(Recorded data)

☆ ☆ ☆ ☆ ☆

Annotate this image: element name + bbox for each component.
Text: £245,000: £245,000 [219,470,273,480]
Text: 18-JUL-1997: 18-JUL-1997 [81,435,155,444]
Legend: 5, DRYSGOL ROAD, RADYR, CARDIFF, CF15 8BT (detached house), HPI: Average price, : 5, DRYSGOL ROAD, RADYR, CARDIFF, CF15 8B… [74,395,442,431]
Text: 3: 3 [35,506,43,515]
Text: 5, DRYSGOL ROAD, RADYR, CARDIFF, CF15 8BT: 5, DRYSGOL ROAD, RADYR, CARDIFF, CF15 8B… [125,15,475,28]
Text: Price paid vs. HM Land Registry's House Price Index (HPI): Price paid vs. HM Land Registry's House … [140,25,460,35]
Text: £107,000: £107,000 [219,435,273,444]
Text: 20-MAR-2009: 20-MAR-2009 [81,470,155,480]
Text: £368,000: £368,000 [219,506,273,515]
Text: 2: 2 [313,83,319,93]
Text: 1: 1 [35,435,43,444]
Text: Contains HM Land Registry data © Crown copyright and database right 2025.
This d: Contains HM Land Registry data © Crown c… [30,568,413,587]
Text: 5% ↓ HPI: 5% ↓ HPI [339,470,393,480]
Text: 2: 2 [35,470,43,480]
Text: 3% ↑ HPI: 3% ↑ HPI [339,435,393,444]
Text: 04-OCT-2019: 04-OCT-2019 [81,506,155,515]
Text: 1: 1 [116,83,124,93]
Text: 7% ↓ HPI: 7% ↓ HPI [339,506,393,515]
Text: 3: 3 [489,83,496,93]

☆ ☆ ☆ ☆ ☆

Set down every line of the data above, keeping each character unchanged.

Completed task:
Annotate this image: element name + bbox for each component.
Text: £245,000: £245,000 [219,470,273,480]
Text: 18-JUL-1997: 18-JUL-1997 [81,435,155,444]
Legend: 5, DRYSGOL ROAD, RADYR, CARDIFF, CF15 8BT (detached house), HPI: Average price, : 5, DRYSGOL ROAD, RADYR, CARDIFF, CF15 8B… [74,395,442,431]
Text: 3: 3 [35,506,43,515]
Text: 5, DRYSGOL ROAD, RADYR, CARDIFF, CF15 8BT: 5, DRYSGOL ROAD, RADYR, CARDIFF, CF15 8B… [125,15,475,28]
Text: Price paid vs. HM Land Registry's House Price Index (HPI): Price paid vs. HM Land Registry's House … [140,25,460,35]
Text: £107,000: £107,000 [219,435,273,444]
Text: 20-MAR-2009: 20-MAR-2009 [81,470,155,480]
Text: £368,000: £368,000 [219,506,273,515]
Text: 2: 2 [313,83,319,93]
Text: 1: 1 [35,435,43,444]
Text: Contains HM Land Registry data © Crown copyright and database right 2025.
This d: Contains HM Land Registry data © Crown c… [30,568,413,587]
Text: 5% ↓ HPI: 5% ↓ HPI [339,470,393,480]
Text: 2: 2 [35,470,43,480]
Text: 3% ↑ HPI: 3% ↑ HPI [339,435,393,444]
Text: 04-OCT-2019: 04-OCT-2019 [81,506,155,515]
Text: 1: 1 [116,83,124,93]
Text: 7% ↓ HPI: 7% ↓ HPI [339,506,393,515]
Text: 3: 3 [489,83,496,93]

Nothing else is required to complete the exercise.